• _Exercise_:
The entries below should be given again exactly, minus their pictures.

• _Records supplied_:

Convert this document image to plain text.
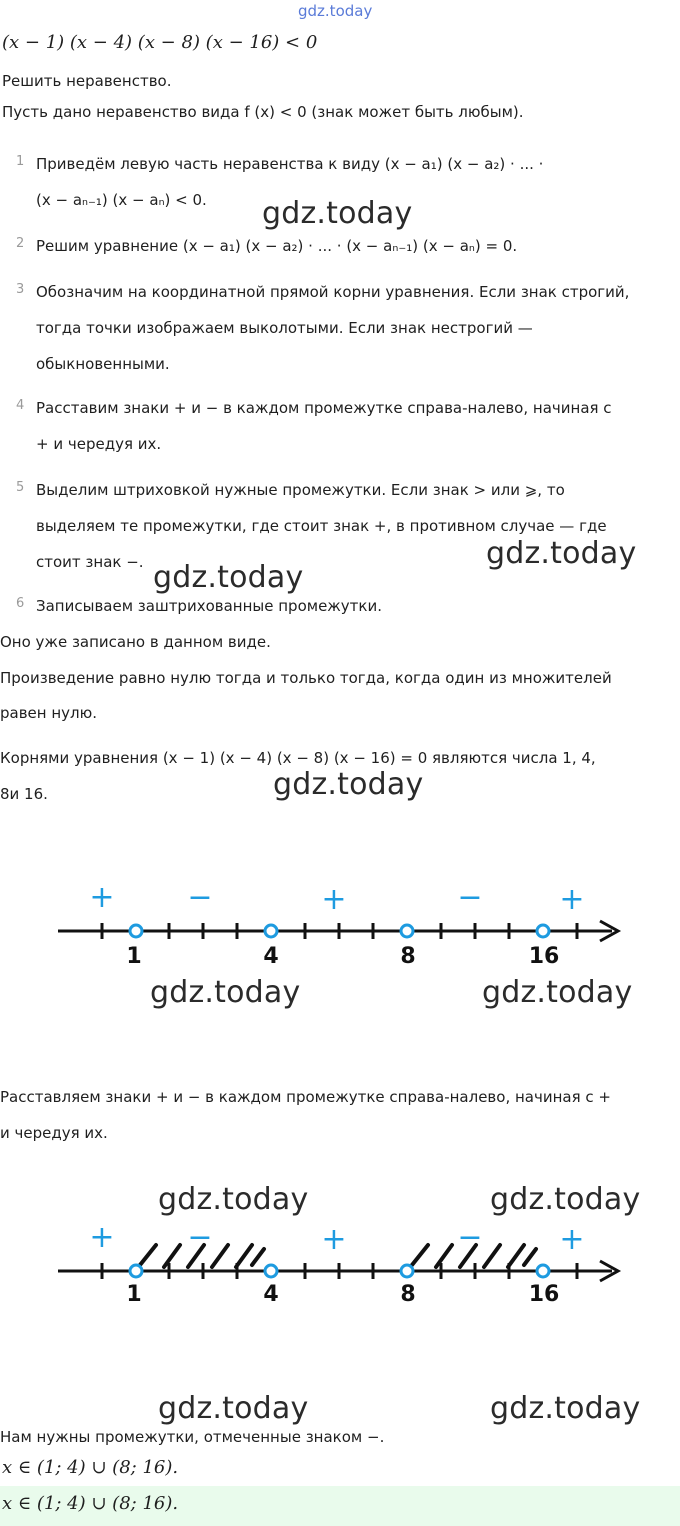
gdz.today
(x − 1) (x − 4) (x − 8) (x − 16) < 0
Решить неравенство.
Пусть дано неравенство вида f (x) < 0 (знак может быть любым).
1 Приведём левую часть неравенства к виду (x − a₁) (x − a₂) · ... ·
(x − aₙ₋₁) (x − aₙ) < 0.
2 Решим уравнение (x − a₁) (x − a₂) · ... · (x − aₙ₋₁) (x − aₙ) = 0.
3 Обозначим на координатной прямой корни уравнения. Если знак строгий,
тогда точки изображаем выколотыми. Если знак нестрогий —
обыкновенными.
4 Расставим знаки + и − в каждом промежутке справа-налево, начиная с
+ и чередуя их.
5 Выделим штриховкой нужные промежутки. Если знак > или ⩾, то
выделяем те промежутки, где стоит знак +, в противном случае — где
стоит знак −.
6 Записываем заштрихованные промежутки.
gdz.today
gdz.today
gdz.today
Оно уже записано в данном виде.
Произведение равно нулю тогда и только тогда, когда один из множителей
равен нулю.
Корнями уравнения (x − 1) (x − 4) (x − 8) (x − 16) = 0 являются числа 1, 4,
8и 16.	gdz.today
+ −	+	−	+
1	4	8	16
gdz.today	gdz.today
Расставляем знаки + и − в каждом промежутке справа-налево, начиная с +
и чередуя их.
gdz.today	gdz.today
+ −	+	−	+
1	4	8	16
gdz.today	gdz.today
Нам нужны промежутки, отмеченные знаком −.
x ∈ (1; 4) ∪ (8; 16).
x ∈ (1; 4) ∪ (8; 16).
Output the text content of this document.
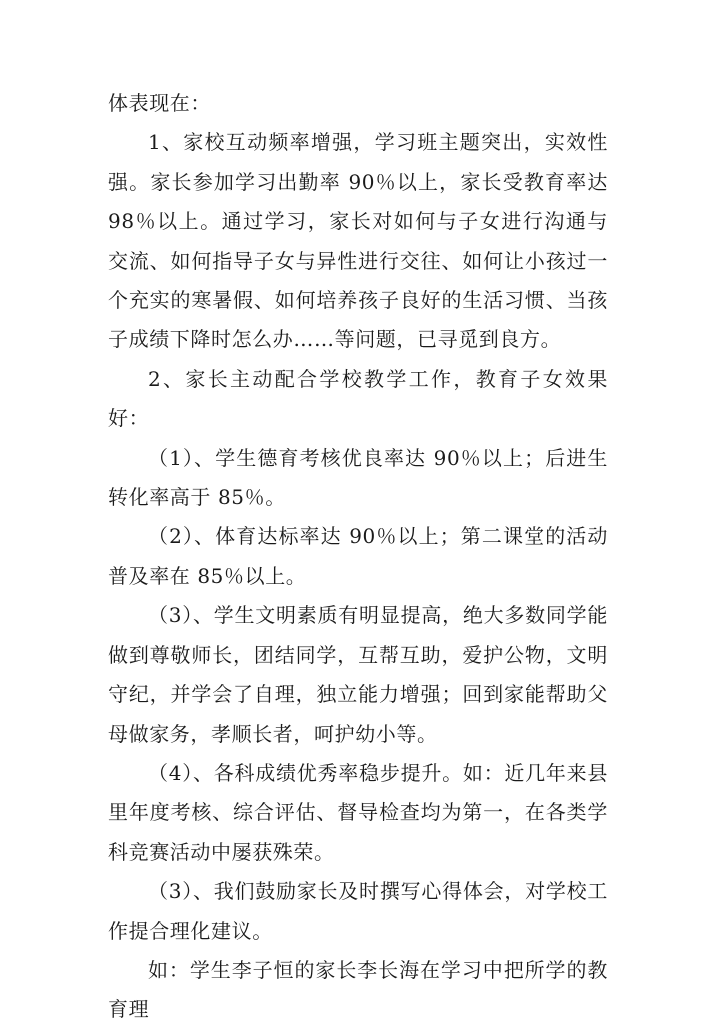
体表现在：

1、家校互动频率增强，学习班主题突出，实效性强。家长参加学习出勤率 90％以上，家长受教育率达 98％以上。通过学习，家长对如何与子女进行沟通与交流、如何指导子女与异性进行交往、如何让小孩过一个充实的寒暑假、如何培养孩子良好的生活习惯、当孩子成绩下降时怎么办……等问题，已寻觅到良方。

2、家长主动配合学校教学工作，教育子女效果好：

（1）、学生德育考核优良率达 90％以上；后进生转化率高于 85％。

（2）、体育达标率达 90％以上；第二课堂的活动普及率在 85％以上。

（3）、学生文明素质有明显提高，绝大多数同学能做到尊敬师长，团结同学，互帮互助，爱护公物，文明守纪，并学会了自理，独立能力增强；回到家能帮助父母做家务，孝顺长者，呵护幼小等。

（4）、各科成绩优秀率稳步提升。如：近几年来县里年度考核、综合评估、督导检查均为第一，在各类学科竞赛活动中屡获殊荣。

（3）、我们鼓励家长及时撰写心得体会，对学校工作提合理化建议。

如：学生李子恒的家长李长海在学习中把所学的教育理
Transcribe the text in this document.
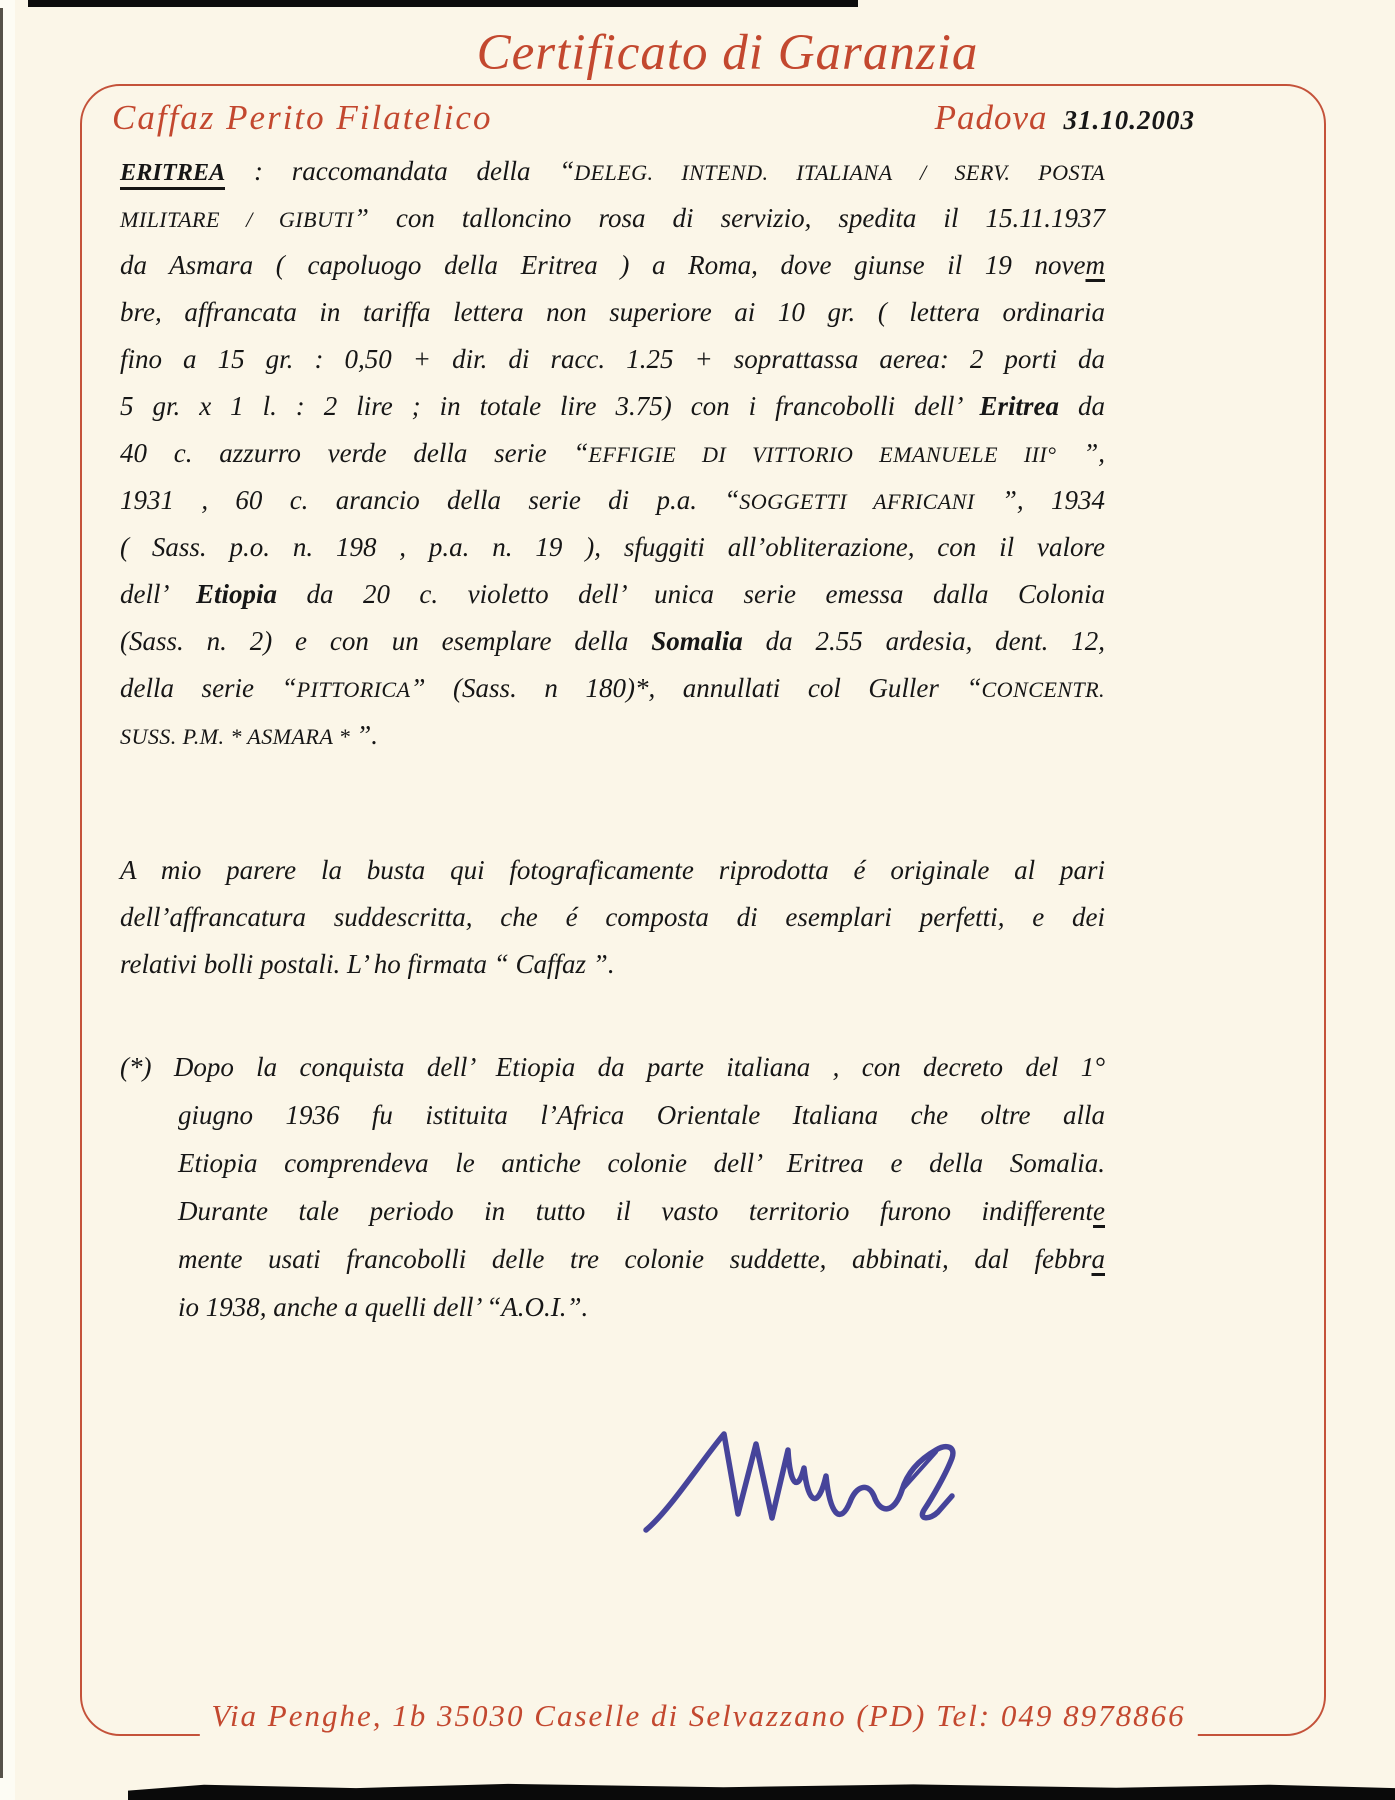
Certificato di Garanzia
Caffaz Perito Filatelico	Padova 31.10.2003
ERITREA : raccomandata della “DELEG. INTEND. ITALIANA / SERV. POSTA
MILITARE / GIBUTI” con talloncino rosa di servizio, spedita il 15.11.1937
da Asmara ( capoluogo della Eritrea ) a Roma, dove giunse il 19 novem
bre, affrancata in tariffa lettera non superiore ai 10 gr. ( lettera ordinaria
fino a 15 gr. : 0,50 + dir. di racc. 1.25 + soprattassa aerea: 2 porti da
5 gr. x 1 l. : 2 lire ; in totale lire 3.75) con i francobolli dell’ Eritrea da
40 c. azzurro verde della serie “EFFIGIE DI VITTORIO EMANUELE III° ”,
1931 , 60 c. arancio della serie di p.a. “SOGGETTI AFRICANI ”, 1934
( Sass. p.o. n. 198 , p.a. n. 19 ), sfuggiti all’obliterazione, con il valore
dell’ Etiopia da 20 c. violetto dell’ unica serie emessa dalla Colonia
(Sass. n. 2) e con un esemplare della Somalia da 2.55 ardesia, dent. 12,
della serie “PITTORICA” (Sass. n 180)*, annullati col Guller “CONCENTR.
SUSS. P.M. * ASMARA * ”.
A mio parere la busta qui fotograficamente riprodotta é originale al pari
dell’affrancatura suddescritta, che é composta di esemplari perfetti, e dei
relativi bolli postali. L’ ho firmata “ Caffaz ”.
(*) Dopo la conquista dell’ Etiopia da parte italiana , con decreto del 1°
giugno 1936 fu istituita l’Africa Orientale Italiana che oltre alla
Etiopia comprendeva le antiche colonie dell’ Eritrea e della Somalia.
Durante tale periodo in tutto il vasto territorio furono indifferente
mente usati francobolli delle tre colonie suddette, abbinati, dal febbra
io 1938, anche a quelli dell’ “A.O.I.”.
Via Penghe, 1b 35030 Caselle di Selvazzano (PD) Tel: 049 8978866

• _Answer in full_:
Convert this document image to plain text.
gdz.today
(x − 1) (x − 4) (x − 8) (x − 16) < 0
Решить неравенство.
Пусть дано неравенство вида f (x) < 0 (знак может быть любым).
1 Приведём левую часть неравенства к виду (x − a₁) (x − a₂) · ... ·
(x − aₙ₋₁) (x − aₙ) < 0.
2 Решим уравнение (x − a₁) (x − a₂) · ... · (x − aₙ₋₁) (x − aₙ) = 0.
3 Обозначим на координатной прямой корни уравнения. Если знак строгий,
тогда точки изображаем выколотыми. Если знак нестрогий —
обыкновенными.
4 Расставим знаки + и − в каждом промежутке справа-налево, начиная с
+ и чередуя их.
5 Выделим штриховкой нужные промежутки. Если знак > или ⩾, то
выделяем те промежутки, где стоит знак +, в противном случае — где
стоит знак −.
6 Записываем заштрихованные промежутки.
gdz.today
gdz.today
gdz.today
Оно уже записано в данном виде.
Произведение равно нулю тогда и только тогда, когда один из множителей
равен нулю.
Корнями уравнения (x − 1) (x − 4) (x − 8) (x − 16) = 0 являются числа 1, 4,
8и 16.	gdz.today
+ −	+	−	+
1	4	8	16
gdz.today	gdz.today
Расставляем знаки + и − в каждом промежутке справа-налево, начиная с +
и чередуя их.
gdz.today	gdz.today
+ −	+	−	+
1	4	8	16
gdz.today	gdz.today
Нам нужны промежутки, отмеченные знаком −.
x ∈ (1; 4) ∪ (8; 16).
x ∈ (1; 4) ∪ (8; 16).
Output the text content of this document.
体表现在：

1、家校互动频率增强，学习班主题突出，实效性强。家长参加学习出勤率 90％以上，家长受教育率达 98％以上。通过学习，家长对如何与子女进行沟通与交流、如何指导子女与异性进行交往、如何让小孩过一个充实的寒暑假、如何培养孩子良好的生活习惯、当孩子成绩下降时怎么办……等问题，已寻觅到良方。

2、家长主动配合学校教学工作，教育子女效果好：

（1）、学生德育考核优良率达 90％以上；后进生转化率高于 85％。

（2）、体育达标率达 90％以上；第二课堂的活动普及率在 85％以上。

（3）、学生文明素质有明显提高，绝大多数同学能做到尊敬师长，团结同学，互帮互助，爱护公物，文明守纪，并学会了自理，独立能力增强；回到家能帮助父母做家务，孝顺长者，呵护幼小等。

（4）、各科成绩优秀率稳步提升。如：近几年来县里年度考核、综合评估、督导检查均为第一，在各类学科竞赛活动中屡获殊荣。

（3）、我们鼓励家长及时撰写心得体会，对学校工作提合理化建议。

如：学生李子恒的家长李长海在学习中把所学的教育理
Transcribe the text in this document.
Certificato di Garanzia
Caffaz Perito Filatelico	Padova 31.10.2003
ERITREA : raccomandata della “DELEG. INTEND. ITALIANA / SERV. POSTA
MILITARE / GIBUTI” con talloncino rosa di servizio, spedita il 15.11.1937
da Asmara ( capoluogo della Eritrea ) a Roma, dove giunse il 19 novem
bre, affrancata in tariffa lettera non superiore ai 10 gr. ( lettera ordinaria
fino a 15 gr. : 0,50 + dir. di racc. 1.25 + soprattassa aerea: 2 porti da
5 gr. x 1 l. : 2 lire ; in totale lire 3.75) con i francobolli dell’ Eritrea da
40 c. azzurro verde della serie “EFFIGIE DI VITTORIO EMANUELE III° ”,
1931 , 60 c. arancio della serie di p.a. “SOGGETTI AFRICANI ”, 1934
( Sass. p.o. n. 198 , p.a. n. 19 ), sfuggiti all’obliterazione, con il valore
dell’ Etiopia da 20 c. violetto dell’ unica serie emessa dalla Colonia
(Sass. n. 2) e con un esemplare della Somalia da 2.55 ardesia, dent. 12,
della serie “PITTORICA” (Sass. n 180)*, annullati col Guller “CONCENTR.
SUSS. P.M. * ASMARA * ”.
A mio parere la busta qui fotograficamente riprodotta é originale al pari
dell’affrancatura suddescritta, che é composta di esemplari perfetti, e dei
relativi bolli postali. L’ ho firmata “ Caffaz ”.
(*) Dopo la conquista dell’ Etiopia da parte italiana , con decreto del 1°
giugno 1936 fu istituita l’Africa Orientale Italiana che oltre alla
Etiopia comprendeva le antiche colonie dell’ Eritrea e della Somalia.
Durante tale periodo in tutto il vasto territorio furono indifferente
mente usati francobolli delle tre colonie suddette, abbinati, dal febbra
io 1938, anche a quelli dell’ “A.O.I.”.
Via Penghe, 1b 35030 Caselle di Selvazzano (PD) Tel: 049 8978866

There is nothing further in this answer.